* _TO DO_: Scan the lines below for the string "مـنـهـم" and copy every one that has it.

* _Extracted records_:
◇ ◇ ◇ ◇

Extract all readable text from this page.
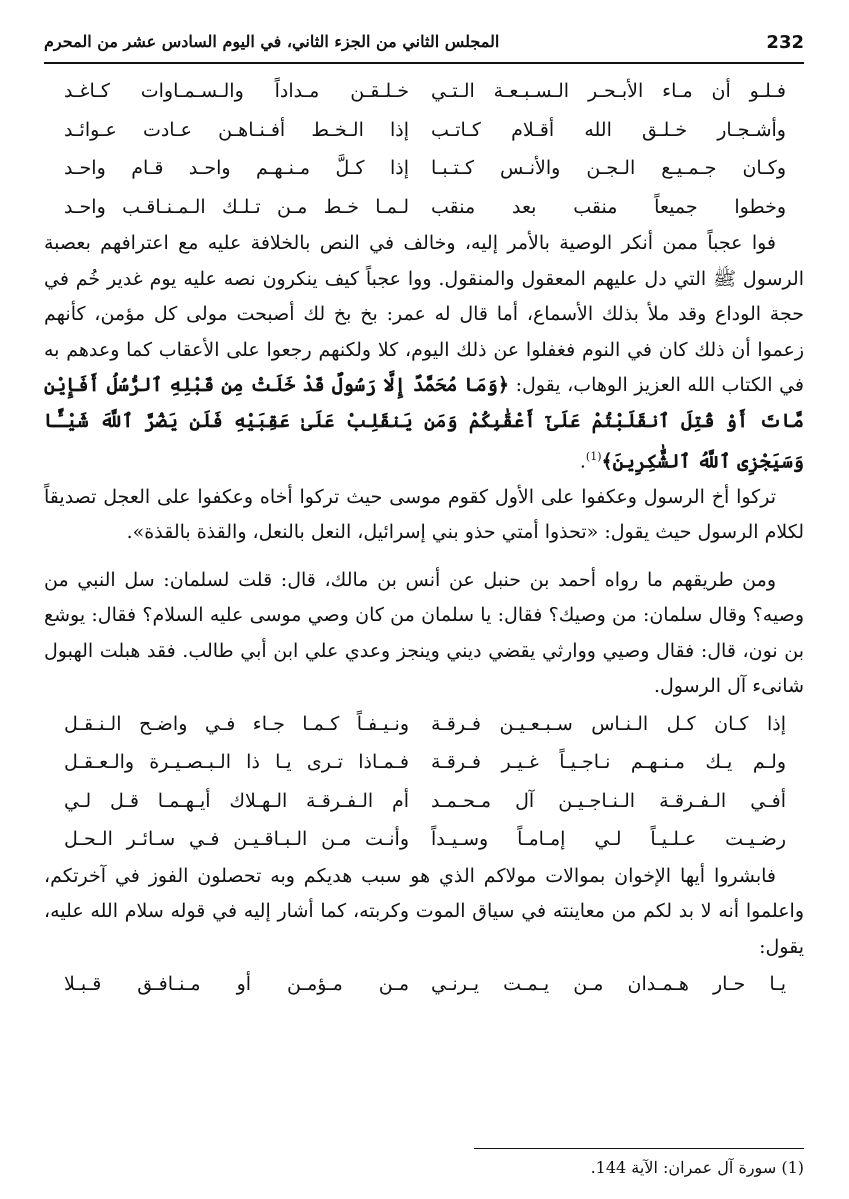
232
المجلس الثاني من الجزء الثاني، في اليوم السادس عشر من المحرم
فـلـو أن مـاء الأبـحـر الـسـبـعـة الـتـي
خـلـقـن مـداداً والـسـمـاوات كـاغـد
وأشـجـار خـلـق الله أقـلام كـاتـب
إذا الـخـط أفـنـاهـن عـادت عـوائـد
وكـان جـمـيـع الـجـن والأنـس كـتـبـا
إذا كـلَّ مـنـهـم واحـد قـام واحـد
وخطوا جميعاً منقب بعد منقب
لـمـا خـط مـن تـلـك الـمـنـاقـب واحـد

فوا عجباً ممن أنكر الوصية بالأمر إليه، وخالف في النص بالخلافة عليه مع اعترافهم بعصبة الرسول ﷺ التي دل عليهم المعقول والمنقول. ووا عجباً كيف ينكرون نصه عليه يوم غدير خُم في حجة الوداع وقد ملأ بذلك الأسماع، أما قال له عمر: بخ بخ لك أصبحت مولى كل مؤمن، كأنهم زعموا أن ذلك كان في النوم فغفلوا عن ذلك اليوم، كلا ولكنهم رجعوا على الأعقاب كما وعدهم به في الكتاب الله العزيز الوهاب، يقول: ﴿وَمَا مُحَمَّدٌ إِلَّا رَسُولٌ قَدْ خَلَتْ مِن قَبْلِهِ ٱلرُّسُلُ أَفَإِيْن مَّاتَ أَوْ قُتِلَ ٱنقَلَبْتُمْ عَلَىٰٓ أَعْقَٰبِكُمْ وَمَن يَنقَلِبْ عَلَىٰ عَقِبَيْهِ فَلَن يَضُرَّ ٱللَّهَ شَيْـًٔا وَسَيَجْزِى ٱللَّهُ ٱلشَّٰكِرِينَ﴾$^{(1)}$.

تركوا أخ الرسول وعكفوا على الأول كقوم موسى حيث تركوا أخاه وعكفوا على العجل تصديقاً لكلام الرسول حيث يقول: «تحذوا أمتي حذو بني إسرائيل، النعل بالنعل، والقذة بالقذة».

ومن طريقهم ما رواه أحمد بن حنبل عن أنس بن مالك، قال: قلت لسلمان: سل النبي من وصيه؟ وقال سلمان: من وصيك؟ فقال: يا سلمان من كان وصي موسى عليه السلام؟ فقال: يوشع بن نون، قال: فقال وصيي ووارثي يقضي ديني وينجز وعدي علي ابن أبي طالب. فقد هبلت الهبول شانىء آل الرسول.

إذا كـان كـل الـنـاس سـبـعـيـن فـرقـة
ونـيـفـاً كـمـا جـاء فـي واضـح الـنـقـل
ولـم يـك مـنـهـم نـاجـيـاً غـيـر فـرقـة
فـمـاذا تـرى يـا ذا الـبـصـيـرة والـعـقـل
أفـي الـفـرقـة الـنـاجـيـن آل مـحـمـد
أم الـفـرقـة الـهـلاك أيـهـمـا قـل لـي
رضـيـت عـلـيـاً لـي إمـامـاً وسـيـداً
وأنـت مـن الـبـاقـيـن فـي سـائـر الـحـل

فابشروا أيها الإخوان بموالات مولاكم الذي هو سبب هديكم وبه تحصلون الفوز في آخرتكم، واعلموا أنه لا بد لكم من معاينته في سياق الموت وكربته، كما أشار إليه في قوله سلام الله عليه، يقول:

يـا حـار هـمـدان مـن يـمـت يـرنـي
مـن مـؤمـن أو مـنـافـق قـبـلا
(1) سورة آل عمران: الآية 144.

◇ ◇ ◇ ◇

* _SOLUTION_:
إذا كـلَّ مـنـهـم واحـد قـام واحـد
ولـم يـك مـنـهـم نـاجـيـاً غـيـر فـرقـة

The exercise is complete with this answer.